Short exercise:
Substitute "x-axis-tick" for every "x-tick-label" in the lines from the first line up to and including the line with "data-point [752,611,760,619]", and give those lines again with nothing else changed.

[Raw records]
## Start
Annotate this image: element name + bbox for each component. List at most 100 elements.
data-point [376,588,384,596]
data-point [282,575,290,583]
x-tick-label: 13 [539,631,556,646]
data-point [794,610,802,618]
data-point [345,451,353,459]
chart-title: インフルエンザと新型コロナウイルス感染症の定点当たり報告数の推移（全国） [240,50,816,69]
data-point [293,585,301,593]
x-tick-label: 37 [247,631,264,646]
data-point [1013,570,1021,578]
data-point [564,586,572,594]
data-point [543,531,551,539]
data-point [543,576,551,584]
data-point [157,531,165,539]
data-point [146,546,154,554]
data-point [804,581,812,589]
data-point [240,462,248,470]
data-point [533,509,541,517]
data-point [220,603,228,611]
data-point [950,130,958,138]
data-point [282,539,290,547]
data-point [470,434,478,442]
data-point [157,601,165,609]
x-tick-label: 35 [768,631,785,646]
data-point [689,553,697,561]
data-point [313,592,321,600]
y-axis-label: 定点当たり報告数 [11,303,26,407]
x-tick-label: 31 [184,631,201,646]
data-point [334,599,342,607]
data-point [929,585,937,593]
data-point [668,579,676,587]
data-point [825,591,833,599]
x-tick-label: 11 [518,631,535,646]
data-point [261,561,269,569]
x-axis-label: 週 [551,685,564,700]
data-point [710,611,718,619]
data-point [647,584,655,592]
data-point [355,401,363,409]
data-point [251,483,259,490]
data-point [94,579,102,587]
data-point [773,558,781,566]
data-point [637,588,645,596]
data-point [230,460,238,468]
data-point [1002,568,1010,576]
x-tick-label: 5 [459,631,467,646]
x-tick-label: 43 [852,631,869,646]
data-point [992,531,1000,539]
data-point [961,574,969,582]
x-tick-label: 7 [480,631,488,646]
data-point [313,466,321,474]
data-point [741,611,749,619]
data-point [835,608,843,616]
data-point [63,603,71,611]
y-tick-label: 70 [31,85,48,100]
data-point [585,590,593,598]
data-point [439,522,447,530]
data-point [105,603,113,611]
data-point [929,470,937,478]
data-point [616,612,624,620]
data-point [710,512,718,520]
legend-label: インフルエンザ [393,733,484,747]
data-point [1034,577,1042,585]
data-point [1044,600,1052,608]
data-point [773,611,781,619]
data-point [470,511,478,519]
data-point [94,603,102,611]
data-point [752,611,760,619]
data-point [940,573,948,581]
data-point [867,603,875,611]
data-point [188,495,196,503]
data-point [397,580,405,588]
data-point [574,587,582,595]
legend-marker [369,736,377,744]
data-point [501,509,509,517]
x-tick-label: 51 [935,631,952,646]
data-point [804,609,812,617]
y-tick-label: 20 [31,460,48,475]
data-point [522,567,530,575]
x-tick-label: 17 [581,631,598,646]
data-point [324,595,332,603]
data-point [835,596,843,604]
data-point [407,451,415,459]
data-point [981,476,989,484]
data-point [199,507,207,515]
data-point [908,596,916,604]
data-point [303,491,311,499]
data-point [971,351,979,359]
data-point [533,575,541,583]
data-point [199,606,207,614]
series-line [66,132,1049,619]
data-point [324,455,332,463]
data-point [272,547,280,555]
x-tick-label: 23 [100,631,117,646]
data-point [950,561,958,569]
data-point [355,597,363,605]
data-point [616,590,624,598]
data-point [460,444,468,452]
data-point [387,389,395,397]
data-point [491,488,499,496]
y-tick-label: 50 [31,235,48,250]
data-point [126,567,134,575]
## End
Solution for this problem:
Annotate this image: element name + bbox for each component. List at most 100 elements.
data-point [376,588,384,596]
data-point [282,575,290,583]
x-axis-tick: 13 [539,631,556,646]
data-point [794,610,802,618]
data-point [345,451,353,459]
chart-title: インフルエンザと新型コロナウイルス感染症の定点当たり報告数の推移（全国） [240,50,816,69]
data-point [293,585,301,593]
x-axis-tick: 37 [247,631,264,646]
data-point [1013,570,1021,578]
data-point [564,586,572,594]
data-point [543,531,551,539]
data-point [543,576,551,584]
data-point [157,531,165,539]
data-point [146,546,154,554]
data-point [804,581,812,589]
data-point [240,462,248,470]
data-point [533,509,541,517]
data-point [220,603,228,611]
data-point [950,130,958,138]
data-point [282,539,290,547]
data-point [470,434,478,442]
data-point [157,601,165,609]
x-axis-tick: 35 [768,631,785,646]
data-point [689,553,697,561]
data-point [313,592,321,600]
y-axis-label: 定点当たり報告数 [11,303,26,407]
x-axis-tick: 31 [184,631,201,646]
data-point [334,599,342,607]
data-point [929,585,937,593]
data-point [668,579,676,587]
data-point [825,591,833,599]
x-axis-tick: 11 [518,631,535,646]
data-point [261,561,269,569]
x-axis-label: 週 [551,685,564,700]
data-point [710,611,718,619]
data-point [647,584,655,592]
data-point [355,401,363,409]
data-point [251,483,259,490]
data-point [94,579,102,587]
data-point [773,558,781,566]
data-point [637,588,645,596]
data-point [230,460,238,468]
data-point [1002,568,1010,576]
x-axis-tick: 5 [459,631,467,646]
x-axis-tick: 43 [852,631,869,646]
data-point [992,531,1000,539]
data-point [961,574,969,582]
x-axis-tick: 7 [480,631,488,646]
data-point [313,466,321,474]
data-point [741,611,749,619]
data-point [835,608,843,616]
data-point [63,603,71,611]
y-tick-label: 70 [31,85,48,100]
data-point [585,590,593,598]
data-point [439,522,447,530]
data-point [105,603,113,611]
data-point [929,470,937,478]
data-point [616,612,624,620]
data-point [710,512,718,520]
legend-label: インフルエンザ [393,733,484,747]
data-point [1034,577,1042,585]
data-point [1044,600,1052,608]
data-point [773,611,781,619]
data-point [470,511,478,519]
data-point [94,603,102,611]
data-point [752,611,760,619]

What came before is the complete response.